Problem description:
Your task is to filter the data below down to the lines holding "JSON".

--------------------

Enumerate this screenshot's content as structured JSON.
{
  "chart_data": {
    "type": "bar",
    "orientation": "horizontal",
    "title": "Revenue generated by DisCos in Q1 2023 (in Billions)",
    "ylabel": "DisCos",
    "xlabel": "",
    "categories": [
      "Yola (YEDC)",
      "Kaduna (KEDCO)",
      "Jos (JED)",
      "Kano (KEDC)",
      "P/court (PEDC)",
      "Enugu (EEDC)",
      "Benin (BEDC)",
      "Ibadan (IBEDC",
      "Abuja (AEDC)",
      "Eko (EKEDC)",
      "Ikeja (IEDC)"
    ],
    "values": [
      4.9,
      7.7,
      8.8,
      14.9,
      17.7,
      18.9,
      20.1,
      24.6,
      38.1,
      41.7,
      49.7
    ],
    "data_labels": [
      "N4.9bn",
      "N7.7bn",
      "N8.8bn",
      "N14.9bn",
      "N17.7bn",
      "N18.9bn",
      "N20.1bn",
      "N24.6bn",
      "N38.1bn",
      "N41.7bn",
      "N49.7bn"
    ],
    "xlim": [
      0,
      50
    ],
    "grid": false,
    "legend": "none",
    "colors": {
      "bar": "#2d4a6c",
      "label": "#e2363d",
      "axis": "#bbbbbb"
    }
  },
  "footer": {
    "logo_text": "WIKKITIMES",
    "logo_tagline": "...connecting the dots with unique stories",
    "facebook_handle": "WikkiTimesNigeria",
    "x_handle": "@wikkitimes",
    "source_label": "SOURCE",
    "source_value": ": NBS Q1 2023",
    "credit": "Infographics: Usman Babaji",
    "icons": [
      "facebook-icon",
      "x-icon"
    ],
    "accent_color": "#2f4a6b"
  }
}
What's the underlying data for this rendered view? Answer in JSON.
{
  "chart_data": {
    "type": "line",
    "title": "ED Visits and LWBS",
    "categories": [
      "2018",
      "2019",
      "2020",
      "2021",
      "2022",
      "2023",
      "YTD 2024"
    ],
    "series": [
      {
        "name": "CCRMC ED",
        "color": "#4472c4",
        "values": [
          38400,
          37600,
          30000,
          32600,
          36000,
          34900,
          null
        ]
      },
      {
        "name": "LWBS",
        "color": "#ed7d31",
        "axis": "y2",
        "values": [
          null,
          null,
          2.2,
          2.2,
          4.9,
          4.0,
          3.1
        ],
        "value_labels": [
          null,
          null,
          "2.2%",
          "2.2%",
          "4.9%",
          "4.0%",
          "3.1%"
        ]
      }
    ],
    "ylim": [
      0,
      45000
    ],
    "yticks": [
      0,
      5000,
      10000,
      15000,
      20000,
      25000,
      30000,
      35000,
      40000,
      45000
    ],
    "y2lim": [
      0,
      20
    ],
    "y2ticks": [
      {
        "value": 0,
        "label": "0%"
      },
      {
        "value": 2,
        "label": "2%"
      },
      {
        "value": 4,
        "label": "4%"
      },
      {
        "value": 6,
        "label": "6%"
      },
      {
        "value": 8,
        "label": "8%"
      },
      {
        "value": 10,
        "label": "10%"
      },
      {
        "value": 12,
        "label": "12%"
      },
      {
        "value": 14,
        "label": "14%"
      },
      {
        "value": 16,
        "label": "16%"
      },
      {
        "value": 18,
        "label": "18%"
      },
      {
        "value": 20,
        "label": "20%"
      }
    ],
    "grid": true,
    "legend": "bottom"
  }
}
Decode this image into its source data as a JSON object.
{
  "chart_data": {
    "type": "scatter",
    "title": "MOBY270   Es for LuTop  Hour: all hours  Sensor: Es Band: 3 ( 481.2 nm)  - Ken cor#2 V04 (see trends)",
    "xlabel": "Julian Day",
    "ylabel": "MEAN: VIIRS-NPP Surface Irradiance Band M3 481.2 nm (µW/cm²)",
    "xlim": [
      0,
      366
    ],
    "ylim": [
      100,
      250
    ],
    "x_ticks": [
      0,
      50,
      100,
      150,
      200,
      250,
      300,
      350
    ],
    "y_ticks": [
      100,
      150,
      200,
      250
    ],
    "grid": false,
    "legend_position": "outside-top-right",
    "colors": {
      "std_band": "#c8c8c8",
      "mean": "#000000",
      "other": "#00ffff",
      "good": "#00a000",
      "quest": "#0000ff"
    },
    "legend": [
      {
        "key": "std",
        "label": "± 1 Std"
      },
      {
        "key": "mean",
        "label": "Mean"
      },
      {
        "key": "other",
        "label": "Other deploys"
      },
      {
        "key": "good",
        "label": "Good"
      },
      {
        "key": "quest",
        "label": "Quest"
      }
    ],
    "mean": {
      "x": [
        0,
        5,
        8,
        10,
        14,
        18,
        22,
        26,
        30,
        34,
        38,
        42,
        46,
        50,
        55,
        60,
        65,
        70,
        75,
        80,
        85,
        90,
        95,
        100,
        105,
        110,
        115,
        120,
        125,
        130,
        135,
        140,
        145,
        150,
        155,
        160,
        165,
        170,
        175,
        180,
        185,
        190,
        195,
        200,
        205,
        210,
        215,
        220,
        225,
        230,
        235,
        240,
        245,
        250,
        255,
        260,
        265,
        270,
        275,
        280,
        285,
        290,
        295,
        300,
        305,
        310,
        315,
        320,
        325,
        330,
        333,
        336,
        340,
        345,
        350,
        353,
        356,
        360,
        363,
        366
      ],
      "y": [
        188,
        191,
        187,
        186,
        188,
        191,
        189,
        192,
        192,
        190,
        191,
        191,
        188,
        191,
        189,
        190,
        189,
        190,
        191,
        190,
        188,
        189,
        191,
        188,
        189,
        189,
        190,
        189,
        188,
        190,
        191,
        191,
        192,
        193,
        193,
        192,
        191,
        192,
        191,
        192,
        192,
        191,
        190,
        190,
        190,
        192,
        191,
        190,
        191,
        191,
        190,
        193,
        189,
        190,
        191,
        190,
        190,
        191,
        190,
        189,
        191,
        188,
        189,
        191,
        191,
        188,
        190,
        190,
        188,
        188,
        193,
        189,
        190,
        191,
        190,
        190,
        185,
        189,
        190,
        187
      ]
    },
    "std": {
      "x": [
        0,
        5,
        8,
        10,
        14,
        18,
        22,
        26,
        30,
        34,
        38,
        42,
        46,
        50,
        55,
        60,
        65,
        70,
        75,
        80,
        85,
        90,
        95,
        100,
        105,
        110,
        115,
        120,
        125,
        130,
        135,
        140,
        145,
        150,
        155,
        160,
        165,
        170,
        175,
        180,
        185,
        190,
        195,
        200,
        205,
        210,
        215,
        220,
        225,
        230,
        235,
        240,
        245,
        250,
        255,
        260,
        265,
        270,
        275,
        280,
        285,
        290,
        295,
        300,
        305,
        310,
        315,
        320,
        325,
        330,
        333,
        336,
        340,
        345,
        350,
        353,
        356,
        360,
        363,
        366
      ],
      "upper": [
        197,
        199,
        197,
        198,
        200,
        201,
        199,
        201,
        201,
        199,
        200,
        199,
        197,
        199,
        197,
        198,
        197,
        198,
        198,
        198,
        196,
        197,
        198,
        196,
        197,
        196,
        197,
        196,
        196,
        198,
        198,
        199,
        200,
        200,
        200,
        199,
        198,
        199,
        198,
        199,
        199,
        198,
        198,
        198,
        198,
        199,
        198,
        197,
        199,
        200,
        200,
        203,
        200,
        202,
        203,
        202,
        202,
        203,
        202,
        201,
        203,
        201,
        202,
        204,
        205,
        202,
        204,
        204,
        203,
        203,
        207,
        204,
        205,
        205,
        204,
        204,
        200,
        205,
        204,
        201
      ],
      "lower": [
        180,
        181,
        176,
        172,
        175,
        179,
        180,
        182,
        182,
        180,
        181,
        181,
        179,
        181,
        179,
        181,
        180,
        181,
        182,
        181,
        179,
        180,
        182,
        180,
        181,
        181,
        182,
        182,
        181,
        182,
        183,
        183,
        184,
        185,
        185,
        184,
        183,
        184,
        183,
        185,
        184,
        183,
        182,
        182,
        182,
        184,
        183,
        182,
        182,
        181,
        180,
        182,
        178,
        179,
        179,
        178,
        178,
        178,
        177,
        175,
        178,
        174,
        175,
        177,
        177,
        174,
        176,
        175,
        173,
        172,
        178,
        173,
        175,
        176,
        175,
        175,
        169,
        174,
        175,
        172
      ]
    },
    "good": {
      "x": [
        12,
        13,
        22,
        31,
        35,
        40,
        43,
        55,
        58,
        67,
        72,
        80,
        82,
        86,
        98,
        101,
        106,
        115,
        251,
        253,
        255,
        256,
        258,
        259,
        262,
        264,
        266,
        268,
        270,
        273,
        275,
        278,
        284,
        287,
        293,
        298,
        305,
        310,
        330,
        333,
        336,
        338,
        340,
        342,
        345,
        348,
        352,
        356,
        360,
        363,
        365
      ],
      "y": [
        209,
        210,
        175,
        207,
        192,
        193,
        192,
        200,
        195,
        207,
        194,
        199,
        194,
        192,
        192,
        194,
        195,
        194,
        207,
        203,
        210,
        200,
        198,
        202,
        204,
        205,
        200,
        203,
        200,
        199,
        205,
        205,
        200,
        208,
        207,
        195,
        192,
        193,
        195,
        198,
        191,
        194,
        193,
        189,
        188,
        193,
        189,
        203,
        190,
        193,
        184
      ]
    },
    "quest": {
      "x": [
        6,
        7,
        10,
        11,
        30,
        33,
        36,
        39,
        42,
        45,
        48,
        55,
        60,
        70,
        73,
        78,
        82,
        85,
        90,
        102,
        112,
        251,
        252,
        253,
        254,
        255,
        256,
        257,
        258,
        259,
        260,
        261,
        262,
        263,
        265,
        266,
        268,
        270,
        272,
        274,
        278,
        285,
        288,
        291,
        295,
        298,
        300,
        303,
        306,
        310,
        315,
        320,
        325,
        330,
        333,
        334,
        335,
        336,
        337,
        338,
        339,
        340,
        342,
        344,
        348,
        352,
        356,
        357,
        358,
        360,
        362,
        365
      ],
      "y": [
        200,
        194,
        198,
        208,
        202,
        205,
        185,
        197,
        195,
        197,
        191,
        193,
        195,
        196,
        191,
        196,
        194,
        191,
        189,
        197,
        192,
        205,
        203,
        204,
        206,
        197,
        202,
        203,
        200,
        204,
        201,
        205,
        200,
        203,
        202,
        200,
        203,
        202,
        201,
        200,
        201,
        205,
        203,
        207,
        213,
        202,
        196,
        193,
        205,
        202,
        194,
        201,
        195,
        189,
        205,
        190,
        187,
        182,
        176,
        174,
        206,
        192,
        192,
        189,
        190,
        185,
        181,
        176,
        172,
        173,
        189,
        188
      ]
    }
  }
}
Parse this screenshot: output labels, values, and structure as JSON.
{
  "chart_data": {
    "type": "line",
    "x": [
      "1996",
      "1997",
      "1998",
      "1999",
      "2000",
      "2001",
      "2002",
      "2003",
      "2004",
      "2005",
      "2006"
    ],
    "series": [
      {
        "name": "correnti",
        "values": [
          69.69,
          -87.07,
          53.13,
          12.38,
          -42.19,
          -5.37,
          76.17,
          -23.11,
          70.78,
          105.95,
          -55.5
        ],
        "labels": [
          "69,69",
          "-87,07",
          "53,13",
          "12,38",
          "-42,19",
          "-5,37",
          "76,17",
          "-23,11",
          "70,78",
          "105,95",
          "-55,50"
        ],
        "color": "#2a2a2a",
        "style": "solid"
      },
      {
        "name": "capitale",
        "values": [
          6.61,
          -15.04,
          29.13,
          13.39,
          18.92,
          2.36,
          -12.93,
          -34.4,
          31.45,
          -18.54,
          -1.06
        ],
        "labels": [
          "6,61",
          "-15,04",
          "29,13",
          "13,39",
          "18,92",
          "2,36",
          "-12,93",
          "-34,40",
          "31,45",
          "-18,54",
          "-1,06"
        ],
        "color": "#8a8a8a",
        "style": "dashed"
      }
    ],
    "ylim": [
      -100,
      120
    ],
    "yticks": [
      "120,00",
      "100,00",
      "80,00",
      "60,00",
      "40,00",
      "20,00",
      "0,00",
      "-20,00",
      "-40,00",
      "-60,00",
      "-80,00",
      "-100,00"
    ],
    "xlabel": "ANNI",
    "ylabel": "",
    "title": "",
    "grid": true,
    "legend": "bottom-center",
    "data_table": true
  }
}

--------------------

Task response:
Enumerate this screenshot's content as structured JSON.
What's the underlying data for this rendered view? Answer in JSON.
Decode this image into its source data as a JSON object.
Parse this screenshot: output labels, values, and structure as JSON.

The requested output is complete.